--- Material to process ---

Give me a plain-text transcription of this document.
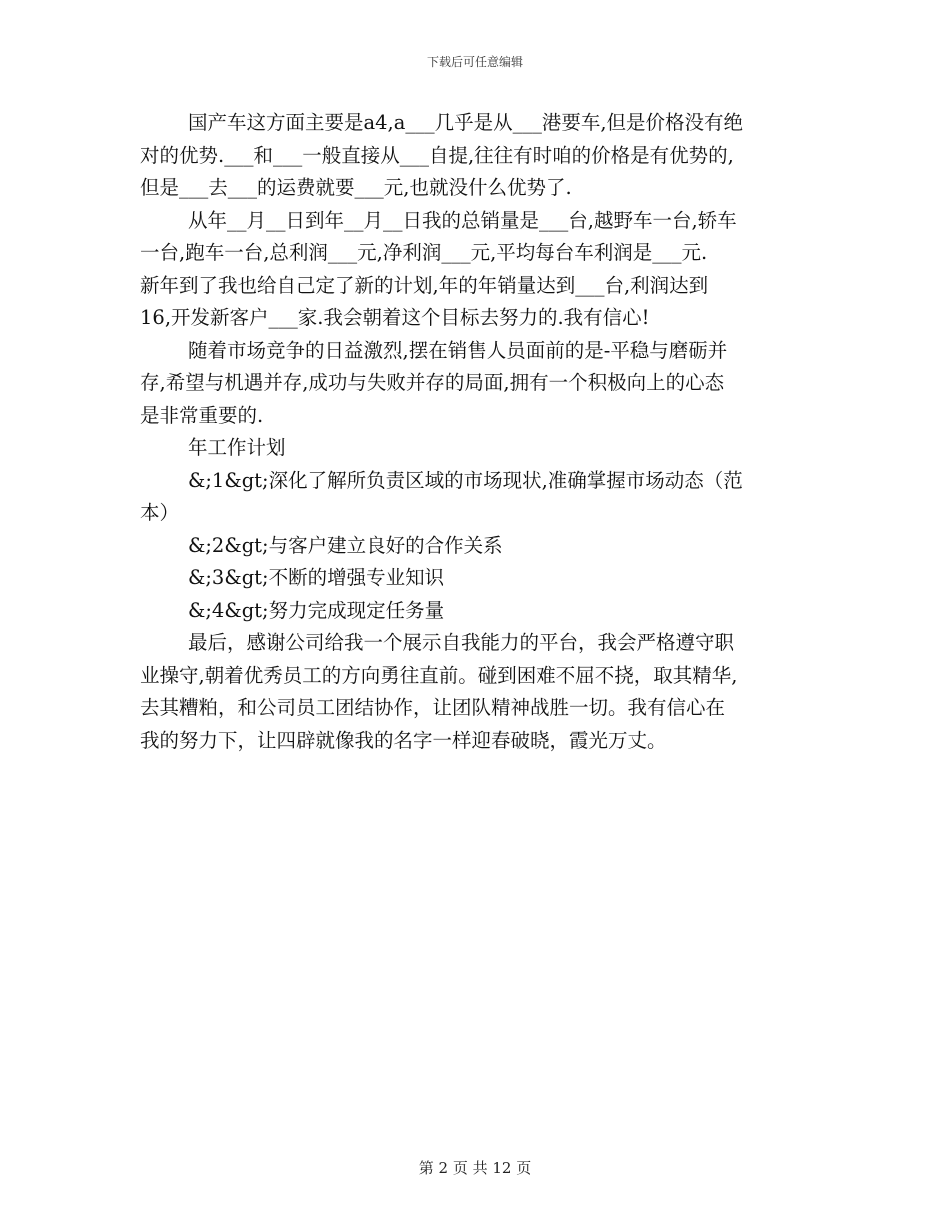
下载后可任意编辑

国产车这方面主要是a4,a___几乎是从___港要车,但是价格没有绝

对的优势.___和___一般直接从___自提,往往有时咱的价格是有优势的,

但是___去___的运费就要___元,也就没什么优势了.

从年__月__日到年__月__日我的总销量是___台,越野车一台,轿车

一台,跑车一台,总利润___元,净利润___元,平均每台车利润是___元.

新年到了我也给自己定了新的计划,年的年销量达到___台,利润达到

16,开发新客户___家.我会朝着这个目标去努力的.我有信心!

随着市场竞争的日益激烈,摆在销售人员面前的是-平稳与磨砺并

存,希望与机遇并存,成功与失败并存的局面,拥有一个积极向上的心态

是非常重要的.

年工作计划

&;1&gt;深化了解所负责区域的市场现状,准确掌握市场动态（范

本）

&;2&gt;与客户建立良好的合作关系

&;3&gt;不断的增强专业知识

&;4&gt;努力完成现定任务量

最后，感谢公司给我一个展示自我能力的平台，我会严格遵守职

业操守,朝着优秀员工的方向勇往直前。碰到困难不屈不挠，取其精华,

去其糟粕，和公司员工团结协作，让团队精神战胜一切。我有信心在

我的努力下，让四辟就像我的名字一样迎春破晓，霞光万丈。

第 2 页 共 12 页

---

### Description of the task
Set down the material exactly, every line of it, except for the pictures.

### Reply
Give me a plain-text transcription of this document.
下载后可任意编辑

国产车这方面主要是a4,a___几乎是从___港要车,但是价格没有绝

对的优势.___和___一般直接从___自提,往往有时咱的价格是有优势的,

但是___去___的运费就要___元,也就没什么优势了.

从年__月__日到年__月__日我的总销量是___台,越野车一台,轿车

一台,跑车一台,总利润___元,净利润___元,平均每台车利润是___元.

新年到了我也给自己定了新的计划,年的年销量达到___台,利润达到

16,开发新客户___家.我会朝着这个目标去努力的.我有信心!

随着市场竞争的日益激烈,摆在销售人员面前的是-平稳与磨砺并

存,希望与机遇并存,成功与失败并存的局面,拥有一个积极向上的心态

是非常重要的.

年工作计划

&;1&gt;深化了解所负责区域的市场现状,准确掌握市场动态（范

本）

&;2&gt;与客户建立良好的合作关系

&;3&gt;不断的增强专业知识

&;4&gt;努力完成现定任务量

最后，感谢公司给我一个展示自我能力的平台，我会严格遵守职

业操守,朝着优秀员工的方向勇往直前。碰到困难不屈不挠，取其精华,

去其糟粕，和公司员工团结协作，让团队精神战胜一切。我有信心在

我的努力下，让四辟就像我的名字一样迎春破晓，霞光万丈。

第 2 页 共 12 页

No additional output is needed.